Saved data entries
** begin **

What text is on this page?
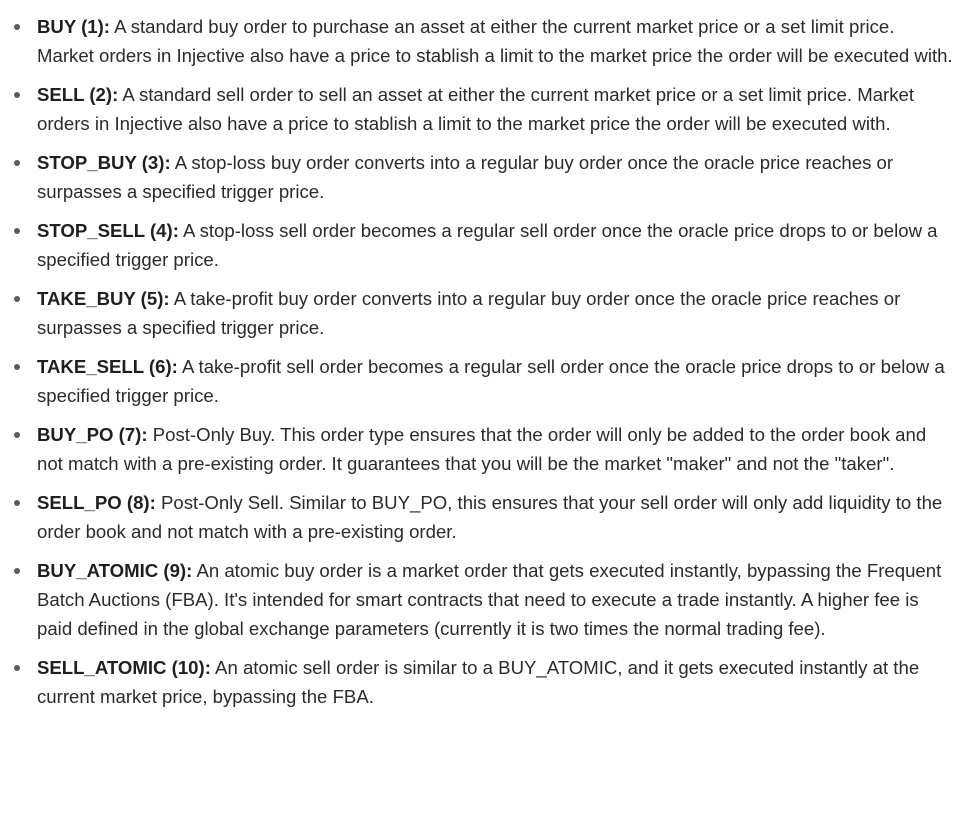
BUY (1): A standard buy order to purchase an asset at either the current market price or a set limit price. Market orders in Injective also have a price to stablish a limit to the market price the order will be executed with.
SELL (2): A standard sell order to sell an asset at either the current market price or a set limit price. Market orders in Injective also have a price to stablish a limit to the market price the order will be executed with.
STOP_BUY (3): A stop-loss buy order converts into a regular buy order once the oracle price reaches or surpasses a specified trigger price.
STOP_SELL (4): A stop-loss sell order becomes a regular sell order once the oracle price drops to or below a specified trigger price.
TAKE_BUY (5): A take-profit buy order converts into a regular buy order once the oracle price reaches or surpasses a specified trigger price.
TAKE_SELL (6): A take-profit sell order becomes a regular sell order once the oracle price drops to or below a specified trigger price.
BUY_PO (7): Post-Only Buy. This order type ensures that the order will only be added to the order book and not match with a pre-existing order. It guarantees that you will be the market "maker" and not the "taker".
SELL_PO (8): Post-Only Sell. Similar to BUY_PO, this ensures that your sell order will only add liquidity to the order book and not match with a pre-existing order.
BUY_ATOMIC (9): An atomic buy order is a market order that gets executed instantly, bypassing the Frequent Batch Auctions (FBA). It's intended for smart contracts that need to execute a trade instantly. A higher fee is paid defined in the global exchange parameters (currently it is two times the normal trading fee).
SELL_ATOMIC (10): An atomic sell order is similar to a BUY_ATOMIC, and it gets executed instantly at the current market price, bypassing the FBA.
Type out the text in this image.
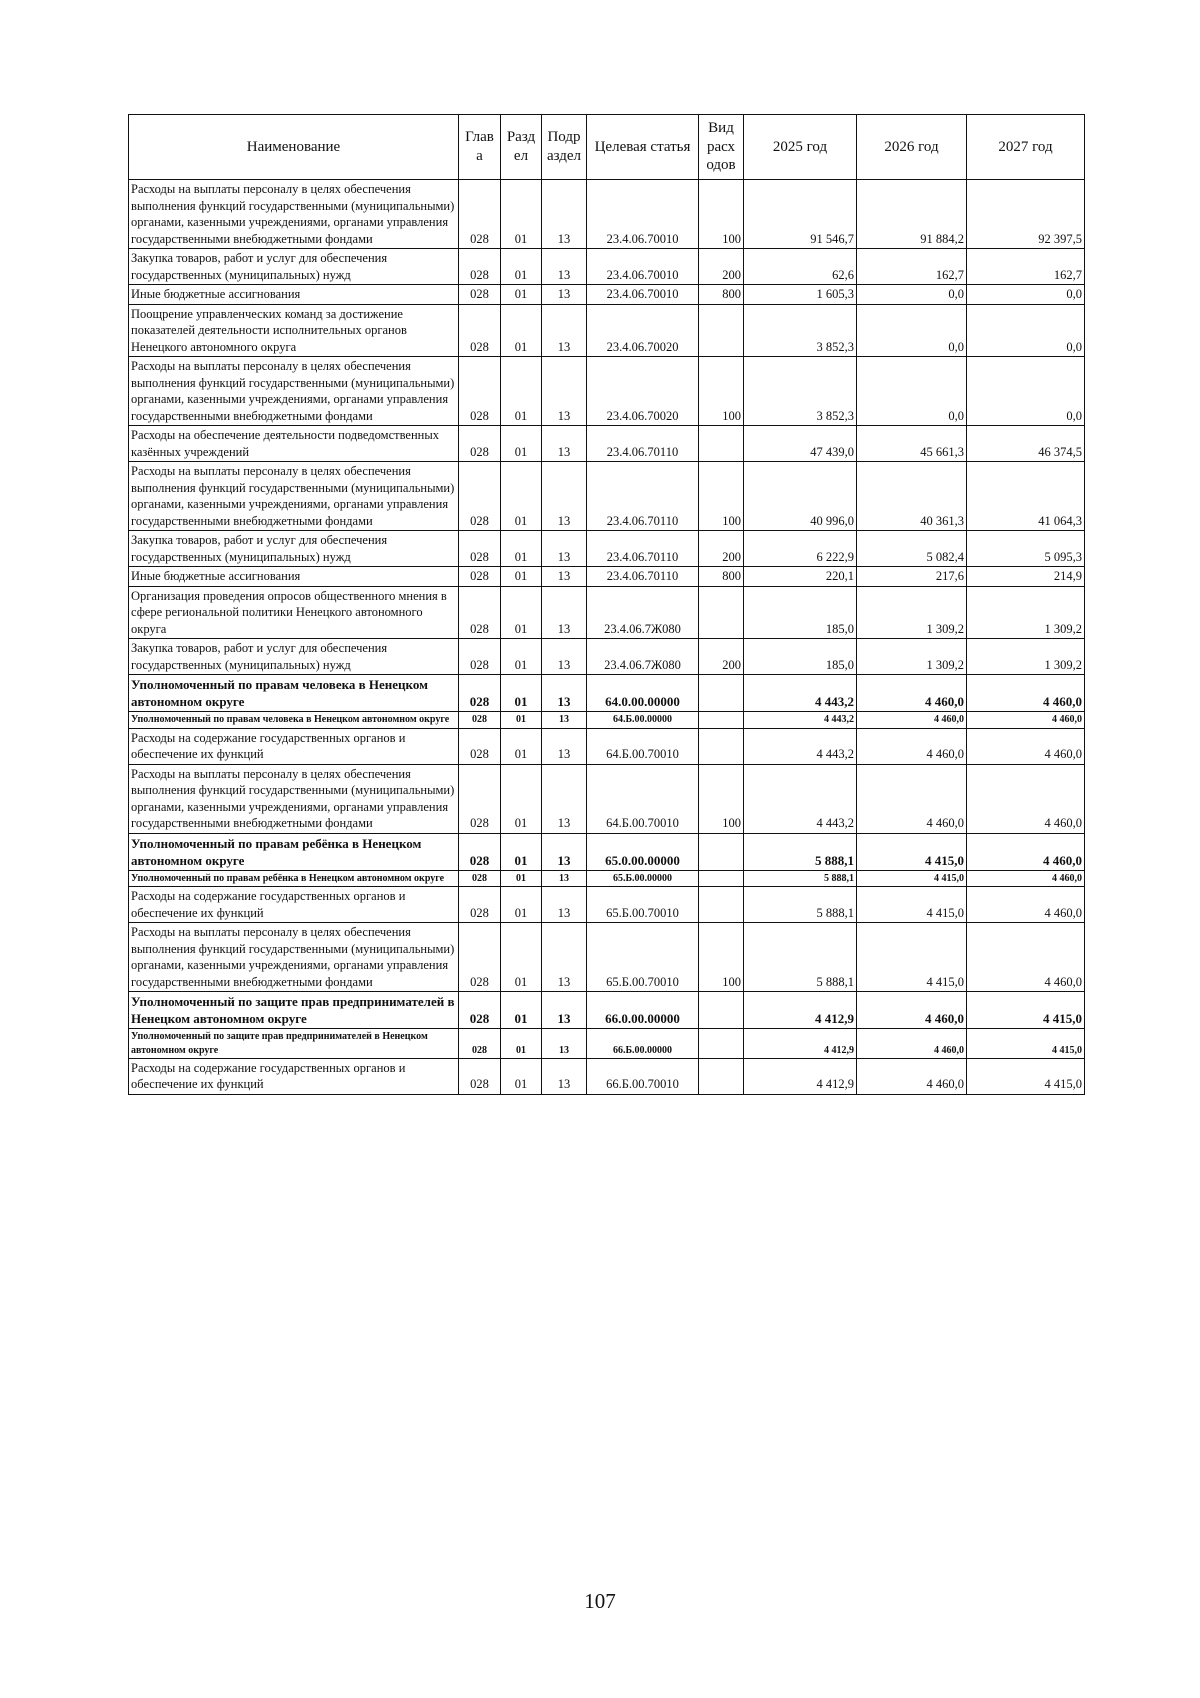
Наименование	Глав а	Разд ел	Подр аздел	Целевая статья	Вид расх одов	2025 год	2026 год	2027 год
Расходы на выплаты персоналу в целях обеспечения выполнения функций государственными (муниципальными) органами, казенными учреждениями, органами управления государственными внебюджетными фондами	028	01	13	23.4.06.70010	100	91 546,7	91 884,2	92 397,5
Закупка товаров, работ и услуг для обеспечения государственных (муниципальных) нужд	028	01	13	23.4.06.70010	200	62,6	162,7	162,7
Иные бюджетные ассигнования	028	01	13	23.4.06.70010	800	1 605,3	0,0	0,0
Поощрение управленческих команд за достижение показателей деятельности исполнительных органов Ненецкого автономного округа	028	01	13	23.4.06.70020		3 852,3	0,0	0,0
Расходы на выплаты персоналу в целях обеспечения выполнения функций государственными (муниципальными) органами, казенными учреждениями, органами управления государственными внебюджетными фондами	028	01	13	23.4.06.70020	100	3 852,3	0,0	0,0
Расходы на обеспечение деятельности подведомственных казённых учреждений	028	01	13	23.4.06.70110		47 439,0	45 661,3	46 374,5
Расходы на выплаты персоналу в целях обеспечения выполнения функций государственными (муниципальными) органами, казенными учреждениями, органами управления государственными внебюджетными фондами	028	01	13	23.4.06.70110	100	40 996,0	40 361,3	41 064,3
Закупка товаров, работ и услуг для обеспечения государственных (муниципальных) нужд	028	01	13	23.4.06.70110	200	6 222,9	5 082,4	5 095,3
Иные бюджетные ассигнования	028	01	13	23.4.06.70110	800	220,1	217,6	214,9
Организация проведения опросов общественного мнения в сфере региональной политики Ненецкого автономного округа	028	01	13	23.4.06.7Ж080		185,0	1 309,2	1 309,2
Закупка товаров, работ и услуг для обеспечения государственных (муниципальных) нужд	028	01	13	23.4.06.7Ж080	200	185,0	1 309,2	1 309,2
Уполномоченный по правам человека в Ненецком автономном округе	028	01	13	64.0.00.00000		4 443,2	4 460,0	4 460,0
Уполномоченный по правам человека в Ненецком автономном округе	028	01	13	64.Б.00.00000		4 443,2	4 460,0	4 460,0
Расходы на содержание государственных органов и обеспечение их функций	028	01	13	64.Б.00.70010		4 443,2	4 460,0	4 460,0
Расходы на выплаты персоналу в целях обеспечения выполнения функций государственными (муниципальными) органами, казенными учреждениями, органами управления государственными внебюджетными фондами	028	01	13	64.Б.00.70010	100	4 443,2	4 460,0	4 460,0
Уполномоченный по правам ребёнка в Ненецком автономном округе	028	01	13	65.0.00.00000		5 888,1	4 415,0	4 460,0
Уполномоченный по правам ребёнка в Ненецком автономном округе	028	01	13	65.Б.00.00000		5 888,1	4 415,0	4 460,0
Расходы на содержание государственных органов и обеспечение их функций	028	01	13	65.Б.00.70010		5 888,1	4 415,0	4 460,0
Расходы на выплаты персоналу в целях обеспечения выполнения функций государственными (муниципальными) органами, казенными учреждениями, органами управления государственными внебюджетными фондами	028	01	13	65.Б.00.70010	100	5 888,1	4 415,0	4 460,0
Уполномоченный по защите прав предпринимателей в Ненецком автономном округе	028	01	13	66.0.00.00000		4 412,9	4 460,0	4 415,0
Уполномоченный по защите прав предпринимателей в Ненецком автономном округе	028	01	13	66.Б.00.00000		4 412,9	4 460,0	4 415,0
Расходы на содержание государственных органов и обеспечение их функций	028	01	13	66.Б.00.70010		4 412,9	4 460,0	4 415,0
107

** end **

▶ [Set problem]
Each record above is to be restated exactly, with its pictures removed from the copy.

▶ [Exercise solution]
What text is on this page?
BUY (1): A standard buy order to purchase an asset at either the current market price or a set limit price. Market orders in Injective also have a price to stablish a limit to the market price the order will be executed with.
SELL (2): A standard sell order to sell an asset at either the current market price or a set limit price. Market orders in Injective also have a price to stablish a limit to the market price the order will be executed with.
STOP_BUY (3): A stop-loss buy order converts into a regular buy order once the oracle price reaches or surpasses a specified trigger price.
STOP_SELL (4): A stop-loss sell order becomes a regular sell order once the oracle price drops to or below a specified trigger price.
TAKE_BUY (5): A take-profit buy order converts into a regular buy order once the oracle price reaches or surpasses a specified trigger price.
TAKE_SELL (6): A take-profit sell order becomes a regular sell order once the oracle price drops to or below a specified trigger price.
BUY_PO (7): Post-Only Buy. This order type ensures that the order will only be added to the order book and not match with a pre-existing order. It guarantees that you will be the market "maker" and not the "taker".
SELL_PO (8): Post-Only Sell. Similar to BUY_PO, this ensures that your sell order will only add liquidity to the order book and not match with a pre-existing order.
BUY_ATOMIC (9): An atomic buy order is a market order that gets executed instantly, bypassing the Frequent Batch Auctions (FBA). It's intended for smart contracts that need to execute a trade instantly. A higher fee is paid defined in the global exchange parameters (currently it is two times the normal trading fee).
SELL_ATOMIC (10): An atomic sell order is similar to a BUY_ATOMIC, and it gets executed instantly at the current market price, bypassing the FBA.
Type out the text in this image.
Наименование	Глав а	Разд ел	Подр аздел	Целевая статья	Вид расх одов	2025 год	2026 год	2027 год
Расходы на выплаты персоналу в целях обеспечения выполнения функций государственными (муниципальными) органами, казенными учреждениями, органами управления государственными внебюджетными фондами	028	01	13	23.4.06.70010	100	91 546,7	91 884,2	92 397,5
Закупка товаров, работ и услуг для обеспечения государственных (муниципальных) нужд	028	01	13	23.4.06.70010	200	62,6	162,7	162,7
Иные бюджетные ассигнования	028	01	13	23.4.06.70010	800	1 605,3	0,0	0,0
Поощрение управленческих команд за достижение показателей деятельности исполнительных органов Ненецкого автономного округа	028	01	13	23.4.06.70020		3 852,3	0,0	0,0
Расходы на выплаты персоналу в целях обеспечения выполнения функций государственными (муниципальными) органами, казенными учреждениями, органами управления государственными внебюджетными фондами	028	01	13	23.4.06.70020	100	3 852,3	0,0	0,0
Расходы на обеспечение деятельности подведомственных казённых учреждений	028	01	13	23.4.06.70110		47 439,0	45 661,3	46 374,5
Расходы на выплаты персоналу в целях обеспечения выполнения функций государственными (муниципальными) органами, казенными учреждениями, органами управления государственными внебюджетными фондами	028	01	13	23.4.06.70110	100	40 996,0	40 361,3	41 064,3
Закупка товаров, работ и услуг для обеспечения государственных (муниципальных) нужд	028	01	13	23.4.06.70110	200	6 222,9	5 082,4	5 095,3
Иные бюджетные ассигнования	028	01	13	23.4.06.70110	800	220,1	217,6	214,9
Организация проведения опросов общественного мнения в сфере региональной политики Ненецкого автономного округа	028	01	13	23.4.06.7Ж080		185,0	1 309,2	1 309,2
Закупка товаров, работ и услуг для обеспечения государственных (муниципальных) нужд	028	01	13	23.4.06.7Ж080	200	185,0	1 309,2	1 309,2
Уполномоченный по правам человека в Ненецком автономном округе	028	01	13	64.0.00.00000		4 443,2	4 460,0	4 460,0
Уполномоченный по правам человека в Ненецком автономном округе	028	01	13	64.Б.00.00000		4 443,2	4 460,0	4 460,0
Расходы на содержание государственных органов и обеспечение их функций	028	01	13	64.Б.00.70010		4 443,2	4 460,0	4 460,0
Расходы на выплаты персоналу в целях обеспечения выполнения функций государственными (муниципальными) органами, казенными учреждениями, органами управления государственными внебюджетными фондами	028	01	13	64.Б.00.70010	100	4 443,2	4 460,0	4 460,0
Уполномоченный по правам ребёнка в Ненецком автономном округе	028	01	13	65.0.00.00000		5 888,1	4 415,0	4 460,0
Уполномоченный по правам ребёнка в Ненецком автономном округе	028	01	13	65.Б.00.00000		5 888,1	4 415,0	4 460,0
Расходы на содержание государственных органов и обеспечение их функций	028	01	13	65.Б.00.70010		5 888,1	4 415,0	4 460,0
Расходы на выплаты персоналу в целях обеспечения выполнения функций государственными (муниципальными) органами, казенными учреждениями, органами управления государственными внебюджетными фондами	028	01	13	65.Б.00.70010	100	5 888,1	4 415,0	4 460,0
Уполномоченный по защите прав предпринимателей в Ненецком автономном округе	028	01	13	66.0.00.00000		4 412,9	4 460,0	4 415,0
Уполномоченный по защите прав предпринимателей в Ненецком автономном округе	028	01	13	66.Б.00.00000		4 412,9	4 460,0	4 415,0
Расходы на содержание государственных органов и обеспечение их функций	028	01	13	66.Б.00.70010		4 412,9	4 460,0	4 415,0
107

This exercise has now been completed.